**The problem**
The entries below should be quoted exactly, with no pictures carried over.

**Provided information**
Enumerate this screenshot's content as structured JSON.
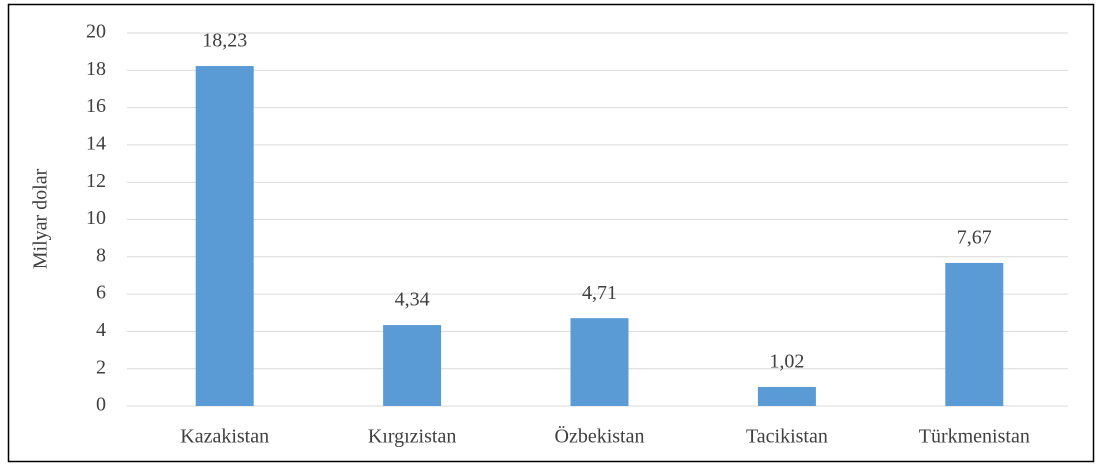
{
  "chart_data": {
    "type": "bar",
    "y_label": "Milyar dolar",
    "categories": [
      "Kazakistan",
      "Kırgızistan",
      "Özbekistan",
      "Tacikistan",
      "Türkmenistan"
    ],
    "values": [
      18.23,
      4.34,
      4.71,
      1.02,
      7.67
    ],
    "value_labels": [
      "18,23",
      "4,34",
      "4,71",
      "1,02",
      "7,67"
    ],
    "color": "#5b9bd5",
    "ylim": [
      0,
      20
    ],
    "yticks": [
      0,
      2,
      4,
      6,
      8,
      10,
      12,
      14,
      16,
      18,
      20
    ],
    "grid": true
  }
}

**The reply**
Enumerate this screenshot's content as structured JSON.
{
  "chart_data": {
    "type": "bar",
    "y_label": "Milyar dolar",
    "categories": [
      "Kazakistan",
      "Kırgızistan",
      "Özbekistan",
      "Tacikistan",
      "Türkmenistan"
    ],
    "values": [
      18.23,
      4.34,
      4.71,
      1.02,
      7.67
    ],
    "value_labels": [
      "18,23",
      "4,34",
      "4,71",
      "1,02",
      "7,67"
    ],
    "color": "#5b9bd5",
    "ylim": [
      0,
      20
    ],
    "yticks": [
      0,
      2,
      4,
      6,
      8,
      10,
      12,
      14,
      16,
      18,
      20
    ],
    "grid": true
  }
}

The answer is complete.